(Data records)

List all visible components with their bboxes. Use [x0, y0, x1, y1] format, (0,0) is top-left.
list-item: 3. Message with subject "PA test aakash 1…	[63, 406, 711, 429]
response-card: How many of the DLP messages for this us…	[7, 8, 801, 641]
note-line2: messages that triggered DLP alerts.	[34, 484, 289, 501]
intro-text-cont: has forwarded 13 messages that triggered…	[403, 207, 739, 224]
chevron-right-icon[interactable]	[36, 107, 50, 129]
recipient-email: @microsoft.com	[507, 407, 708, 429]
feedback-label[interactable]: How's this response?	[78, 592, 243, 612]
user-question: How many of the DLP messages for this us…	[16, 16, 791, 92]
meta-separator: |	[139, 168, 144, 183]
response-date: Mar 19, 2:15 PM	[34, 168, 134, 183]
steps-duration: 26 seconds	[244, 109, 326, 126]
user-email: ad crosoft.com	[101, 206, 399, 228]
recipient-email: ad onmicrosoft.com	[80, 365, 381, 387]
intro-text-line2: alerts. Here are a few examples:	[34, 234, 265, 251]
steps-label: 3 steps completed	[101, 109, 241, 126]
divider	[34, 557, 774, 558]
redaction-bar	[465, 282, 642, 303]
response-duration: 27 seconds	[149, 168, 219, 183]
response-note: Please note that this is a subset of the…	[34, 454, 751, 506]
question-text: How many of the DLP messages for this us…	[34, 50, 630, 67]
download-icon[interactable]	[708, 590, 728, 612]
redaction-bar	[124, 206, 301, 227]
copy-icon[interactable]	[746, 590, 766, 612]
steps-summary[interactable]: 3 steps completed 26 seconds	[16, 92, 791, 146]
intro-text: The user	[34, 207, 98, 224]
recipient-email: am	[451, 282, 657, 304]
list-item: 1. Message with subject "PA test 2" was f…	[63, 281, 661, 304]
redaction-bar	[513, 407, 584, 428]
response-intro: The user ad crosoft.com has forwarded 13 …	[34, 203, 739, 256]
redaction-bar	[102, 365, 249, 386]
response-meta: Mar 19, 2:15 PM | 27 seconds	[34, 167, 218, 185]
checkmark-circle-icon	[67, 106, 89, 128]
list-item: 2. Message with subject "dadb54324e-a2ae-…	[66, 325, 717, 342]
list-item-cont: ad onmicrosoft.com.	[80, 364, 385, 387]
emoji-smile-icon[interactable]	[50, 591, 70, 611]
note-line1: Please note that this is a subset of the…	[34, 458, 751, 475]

Task to carry out >> Please reproduce every line of the records above without changing a single character.

Exercise result >>
List all visible components with their bboxes. Use [x0, y0, x1, y1] format, (0,0) is top-left.
list-item: 3. Message with subject "PA test aakash 1…	[63, 406, 711, 429]
response-card: How many of the DLP messages for this us…	[7, 8, 801, 641]
note-line2: messages that triggered DLP alerts.	[34, 484, 289, 501]
intro-text-cont: has forwarded 13 messages that triggered…	[403, 207, 739, 224]
chevron-right-icon[interactable]	[36, 107, 50, 129]
recipient-email: @microsoft.com	[507, 407, 708, 429]
feedback-label[interactable]: How's this response?	[78, 592, 243, 612]
user-question: How many of the DLP messages for this us…	[16, 16, 791, 92]
meta-separator: |	[139, 168, 144, 183]
response-date: Mar 19, 2:15 PM	[34, 168, 134, 183]
steps-duration: 26 seconds	[244, 109, 326, 126]
user-email: ad crosoft.com	[101, 206, 399, 228]
recipient-email: ad onmicrosoft.com	[80, 365, 381, 387]
intro-text-line2: alerts. Here are a few examples:	[34, 234, 265, 251]
steps-label: 3 steps completed	[101, 109, 241, 126]
divider	[34, 557, 774, 558]
redaction-bar	[465, 282, 642, 303]
response-duration: 27 seconds	[149, 168, 219, 183]
response-note: Please note that this is a subset of the…	[34, 454, 751, 506]
question-text: How many of the DLP messages for this us…	[34, 50, 630, 67]
download-icon[interactable]	[708, 590, 728, 612]
redaction-bar	[124, 206, 301, 227]
copy-icon[interactable]	[746, 590, 766, 612]
steps-summary[interactable]: 3 steps completed 26 seconds	[16, 92, 791, 146]
intro-text: The user	[34, 207, 98, 224]
recipient-email: am	[451, 282, 657, 304]
list-item: 1. Message with subject "PA test 2" was f…	[63, 281, 661, 304]
redaction-bar	[513, 407, 584, 428]
response-intro: The user ad crosoft.com has forwarded 13 …	[34, 203, 739, 256]
redaction-bar	[102, 365, 249, 386]
response-meta: Mar 19, 2:15 PM | 27 seconds	[34, 167, 218, 185]
checkmark-circle-icon	[67, 106, 89, 128]
list-item: 2. Message with subject "dadb54324e-a2ae-…	[66, 325, 717, 342]
list-item-cont: ad onmicrosoft.com.	[80, 364, 385, 387]
emoji-smile-icon[interactable]	[50, 591, 70, 611]
note-line1: Please note that this is a subset of the…	[34, 458, 751, 475]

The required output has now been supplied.